(Annotated element listings)
──────────────────────────────

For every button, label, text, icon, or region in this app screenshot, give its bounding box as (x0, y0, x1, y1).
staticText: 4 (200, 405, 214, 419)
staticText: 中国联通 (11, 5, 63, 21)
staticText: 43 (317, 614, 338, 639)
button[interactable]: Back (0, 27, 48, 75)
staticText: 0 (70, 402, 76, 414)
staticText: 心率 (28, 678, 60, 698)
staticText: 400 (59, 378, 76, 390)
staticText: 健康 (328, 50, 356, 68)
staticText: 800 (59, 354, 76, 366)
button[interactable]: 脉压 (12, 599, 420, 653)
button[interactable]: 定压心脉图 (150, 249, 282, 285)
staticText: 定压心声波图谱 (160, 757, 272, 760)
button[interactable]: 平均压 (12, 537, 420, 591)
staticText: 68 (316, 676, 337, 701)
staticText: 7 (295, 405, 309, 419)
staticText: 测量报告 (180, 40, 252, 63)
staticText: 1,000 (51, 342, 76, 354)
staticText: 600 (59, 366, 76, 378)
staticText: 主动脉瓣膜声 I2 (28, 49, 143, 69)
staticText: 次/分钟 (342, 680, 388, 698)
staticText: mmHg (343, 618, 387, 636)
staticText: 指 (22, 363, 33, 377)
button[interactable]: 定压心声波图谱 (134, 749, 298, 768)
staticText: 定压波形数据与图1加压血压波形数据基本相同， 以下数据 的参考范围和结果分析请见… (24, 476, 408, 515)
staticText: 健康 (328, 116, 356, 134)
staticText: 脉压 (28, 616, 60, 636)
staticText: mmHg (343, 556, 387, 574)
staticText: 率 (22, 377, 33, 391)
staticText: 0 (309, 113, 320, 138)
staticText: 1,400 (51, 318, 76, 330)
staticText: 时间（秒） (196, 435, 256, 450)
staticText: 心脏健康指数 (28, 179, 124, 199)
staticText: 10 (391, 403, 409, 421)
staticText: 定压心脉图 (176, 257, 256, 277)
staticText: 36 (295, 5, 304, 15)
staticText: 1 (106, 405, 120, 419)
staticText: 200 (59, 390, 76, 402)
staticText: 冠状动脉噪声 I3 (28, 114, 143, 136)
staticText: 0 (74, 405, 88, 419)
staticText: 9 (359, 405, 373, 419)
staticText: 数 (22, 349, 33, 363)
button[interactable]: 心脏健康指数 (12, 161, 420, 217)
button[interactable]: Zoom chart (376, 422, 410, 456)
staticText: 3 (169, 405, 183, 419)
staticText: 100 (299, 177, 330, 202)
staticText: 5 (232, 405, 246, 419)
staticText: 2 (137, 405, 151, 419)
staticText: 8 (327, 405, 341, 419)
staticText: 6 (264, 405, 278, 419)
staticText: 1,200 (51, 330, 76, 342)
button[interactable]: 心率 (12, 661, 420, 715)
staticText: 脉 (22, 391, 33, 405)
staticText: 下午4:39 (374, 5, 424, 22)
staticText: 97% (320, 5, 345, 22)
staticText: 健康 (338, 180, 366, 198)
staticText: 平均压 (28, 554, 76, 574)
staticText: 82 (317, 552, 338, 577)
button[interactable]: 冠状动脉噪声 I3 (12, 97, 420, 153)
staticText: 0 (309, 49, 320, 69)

──────────────────────────────

JOB: Reproduce, line for line, the part of the records from the start through the line containing "staticText: 时间（秒） (196, 435, 256, 450)", including that line.

SOLUTION TO THE EXERCISE:
For every button, label, text, icon, or region in this app screenshot, give its bounding box as (x0, y0, x1, y1).
staticText: 4 (200, 405, 214, 419)
staticText: 中国联通 (11, 5, 63, 21)
staticText: 43 (317, 614, 338, 639)
button[interactable]: Back (0, 27, 48, 75)
staticText: 0 (70, 402, 76, 414)
staticText: 心率 (28, 678, 60, 698)
staticText: 400 (59, 378, 76, 390)
staticText: 健康 (328, 50, 356, 68)
staticText: 800 (59, 354, 76, 366)
button[interactable]: 脉压 (12, 599, 420, 653)
button[interactable]: 定压心脉图 (150, 249, 282, 285)
staticText: 定压心声波图谱 (160, 757, 272, 760)
button[interactable]: 平均压 (12, 537, 420, 591)
staticText: 68 (316, 676, 337, 701)
staticText: 7 (295, 405, 309, 419)
staticText: 测量报告 (180, 40, 252, 63)
staticText: 1,000 (51, 342, 76, 354)
staticText: 600 (59, 366, 76, 378)
staticText: 主动脉瓣膜声 I2 (28, 49, 143, 69)
staticText: 次/分钟 (342, 680, 388, 698)
staticText: mmHg (343, 618, 387, 636)
staticText: 指 (22, 363, 33, 377)
button[interactable]: 定压心声波图谱 (134, 749, 298, 768)
staticText: 定压波形数据与图1加压血压波形数据基本相同， 以下数据 的参考范围和结果分析请见… (24, 476, 408, 515)
staticText: 健康 (328, 116, 356, 134)
staticText: 脉压 (28, 616, 60, 636)
staticText: mmHg (343, 556, 387, 574)
staticText: 率 (22, 377, 33, 391)
staticText: 0 (309, 113, 320, 138)
staticText: 1,400 (51, 318, 76, 330)
staticText: 时间（秒） (196, 435, 256, 450)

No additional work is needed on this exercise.